§ **DATA RECORDS**:
(begin)

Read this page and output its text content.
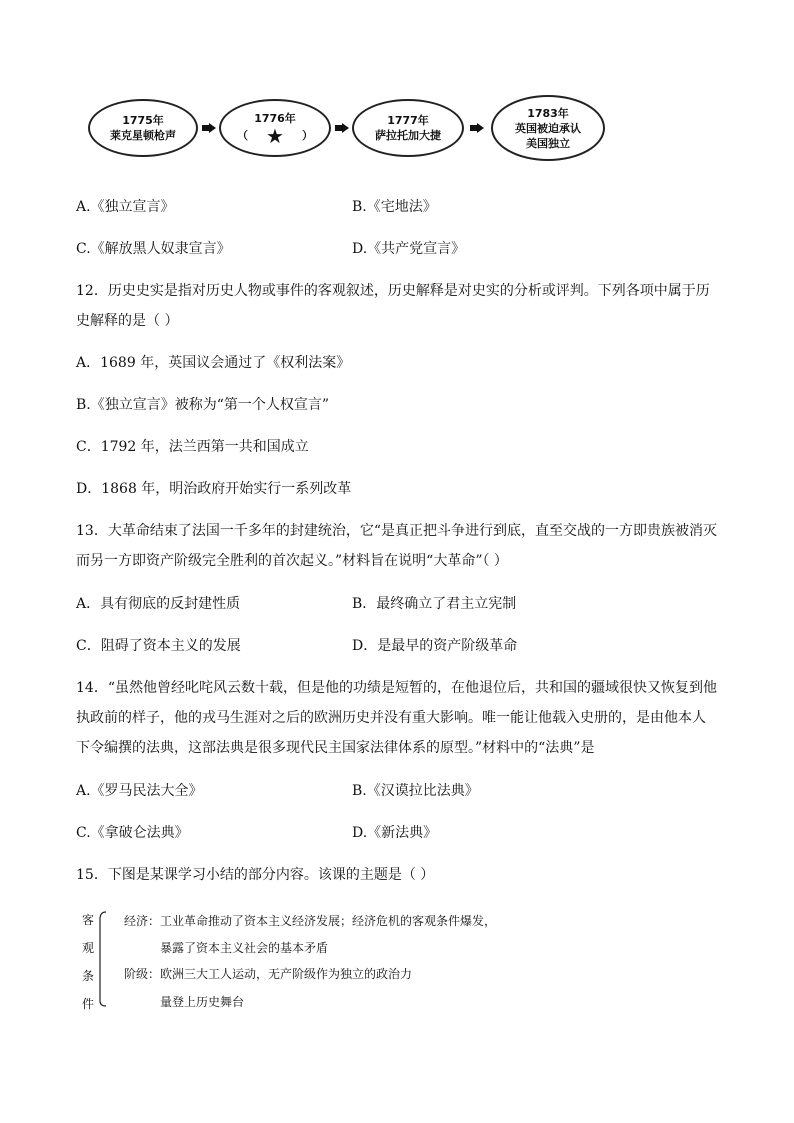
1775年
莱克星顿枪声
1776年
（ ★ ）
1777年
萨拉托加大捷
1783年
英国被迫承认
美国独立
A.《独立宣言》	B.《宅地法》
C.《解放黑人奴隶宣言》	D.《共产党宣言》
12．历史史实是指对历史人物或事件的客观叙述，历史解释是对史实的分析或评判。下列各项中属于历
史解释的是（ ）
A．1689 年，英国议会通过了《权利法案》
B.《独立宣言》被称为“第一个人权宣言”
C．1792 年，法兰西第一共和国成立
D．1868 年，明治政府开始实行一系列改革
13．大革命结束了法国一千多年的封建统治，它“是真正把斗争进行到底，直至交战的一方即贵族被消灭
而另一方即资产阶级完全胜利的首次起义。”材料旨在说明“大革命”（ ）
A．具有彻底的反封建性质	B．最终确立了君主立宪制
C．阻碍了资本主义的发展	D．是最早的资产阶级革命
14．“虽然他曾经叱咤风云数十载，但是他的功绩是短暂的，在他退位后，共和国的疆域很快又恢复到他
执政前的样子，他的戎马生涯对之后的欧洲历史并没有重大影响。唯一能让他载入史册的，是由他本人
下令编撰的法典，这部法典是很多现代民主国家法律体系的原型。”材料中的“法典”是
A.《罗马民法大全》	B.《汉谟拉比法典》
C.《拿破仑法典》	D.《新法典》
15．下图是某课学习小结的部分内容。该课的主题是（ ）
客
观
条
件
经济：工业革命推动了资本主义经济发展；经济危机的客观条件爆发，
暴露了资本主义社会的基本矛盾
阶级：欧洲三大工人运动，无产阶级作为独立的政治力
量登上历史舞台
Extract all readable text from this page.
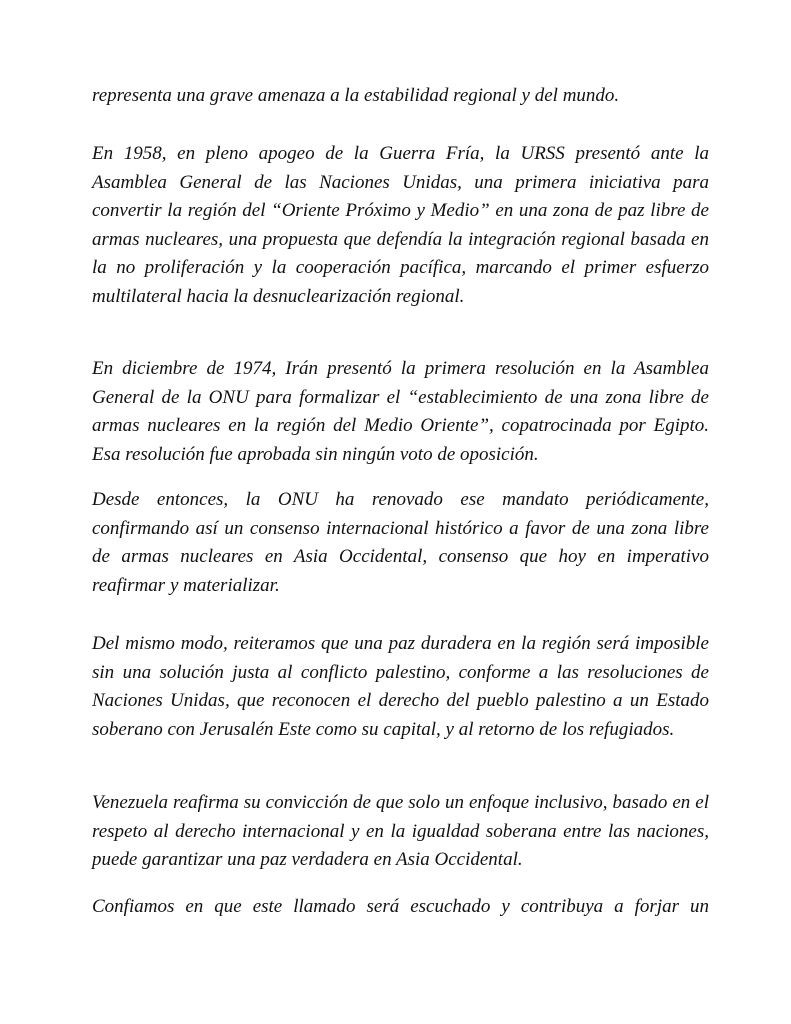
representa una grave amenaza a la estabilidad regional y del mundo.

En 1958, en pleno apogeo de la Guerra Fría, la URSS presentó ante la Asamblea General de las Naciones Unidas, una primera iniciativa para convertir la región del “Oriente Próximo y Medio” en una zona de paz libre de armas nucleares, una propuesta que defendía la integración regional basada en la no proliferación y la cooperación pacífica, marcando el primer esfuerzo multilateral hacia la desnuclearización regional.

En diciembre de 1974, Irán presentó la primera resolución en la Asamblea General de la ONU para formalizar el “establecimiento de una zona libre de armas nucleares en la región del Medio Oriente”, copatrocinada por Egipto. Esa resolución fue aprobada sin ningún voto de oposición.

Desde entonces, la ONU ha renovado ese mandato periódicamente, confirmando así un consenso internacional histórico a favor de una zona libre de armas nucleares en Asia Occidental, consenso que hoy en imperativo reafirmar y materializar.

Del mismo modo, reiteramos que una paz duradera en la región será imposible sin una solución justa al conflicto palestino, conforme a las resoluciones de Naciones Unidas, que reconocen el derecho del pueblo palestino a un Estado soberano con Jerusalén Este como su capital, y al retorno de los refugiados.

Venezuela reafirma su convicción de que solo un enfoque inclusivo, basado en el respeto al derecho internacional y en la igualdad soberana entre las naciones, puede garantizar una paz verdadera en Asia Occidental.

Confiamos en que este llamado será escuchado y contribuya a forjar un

(end)

§ **WORK INSTRUCTIONS**:
Copy all of the entries verbatim, leaving out any pictures they contain.

§ **WORKED SOLUTION**:
Read this page and output its text content.
1775年
莱克星顿枪声
1776年
（ ★ ）
1777年
萨拉托加大捷
1783年
英国被迫承认
美国独立
A.《独立宣言》	B.《宅地法》
C.《解放黑人奴隶宣言》	D.《共产党宣言》
12．历史史实是指对历史人物或事件的客观叙述，历史解释是对史实的分析或评判。下列各项中属于历
史解释的是（ ）
A．1689 年，英国议会通过了《权利法案》
B.《独立宣言》被称为“第一个人权宣言”
C．1792 年，法兰西第一共和国成立
D．1868 年，明治政府开始实行一系列改革
13．大革命结束了法国一千多年的封建统治，它“是真正把斗争进行到底，直至交战的一方即贵族被消灭
而另一方即资产阶级完全胜利的首次起义。”材料旨在说明“大革命”（ ）
A．具有彻底的反封建性质	B．最终确立了君主立宪制
C．阻碍了资本主义的发展	D．是最早的资产阶级革命
14．“虽然他曾经叱咤风云数十载，但是他的功绩是短暂的，在他退位后，共和国的疆域很快又恢复到他
执政前的样子，他的戎马生涯对之后的欧洲历史并没有重大影响。唯一能让他载入史册的，是由他本人
下令编撰的法典，这部法典是很多现代民主国家法律体系的原型。”材料中的“法典”是
A.《罗马民法大全》	B.《汉谟拉比法典》
C.《拿破仑法典》	D.《新法典》
15．下图是某课学习小结的部分内容。该课的主题是（ ）
客
观
条
件
经济：工业革命推动了资本主义经济发展；经济危机的客观条件爆发，
暴露了资本主义社会的基本矛盾
阶级：欧洲三大工人运动，无产阶级作为独立的政治力
量登上历史舞台
Extract all readable text from this page.
representa una grave amenaza a la estabilidad regional y del mundo.

En 1958, en pleno apogeo de la Guerra Fría, la URSS presentó ante la Asamblea General de las Naciones Unidas, una primera iniciativa para convertir la región del “Oriente Próximo y Medio” en una zona de paz libre de armas nucleares, una propuesta que defendía la integración regional basada en la no proliferación y la cooperación pacífica, marcando el primer esfuerzo multilateral hacia la desnuclearización regional.

En diciembre de 1974, Irán presentó la primera resolución en la Asamblea General de la ONU para formalizar el “establecimiento de una zona libre de armas nucleares en la región del Medio Oriente”, copatrocinada por Egipto. Esa resolución fue aprobada sin ningún voto de oposición.

Desde entonces, la ONU ha renovado ese mandato periódicamente, confirmando así un consenso internacional histórico a favor de una zona libre de armas nucleares en Asia Occidental, consenso que hoy en imperativo reafirmar y materializar.

Del mismo modo, reiteramos que una paz duradera en la región será imposible sin una solución justa al conflicto palestino, conforme a las resoluciones de Naciones Unidas, que reconocen el derecho del pueblo palestino a un Estado soberano con Jerusalén Este como su capital, y al retorno de los refugiados.

Venezuela reafirma su convicción de que solo un enfoque inclusivo, basado en el respeto al derecho internacional y en la igualdad soberana entre las naciones, puede garantizar una paz verdadera en Asia Occidental.

Confiamos en que este llamado será escuchado y contribuya a forjar un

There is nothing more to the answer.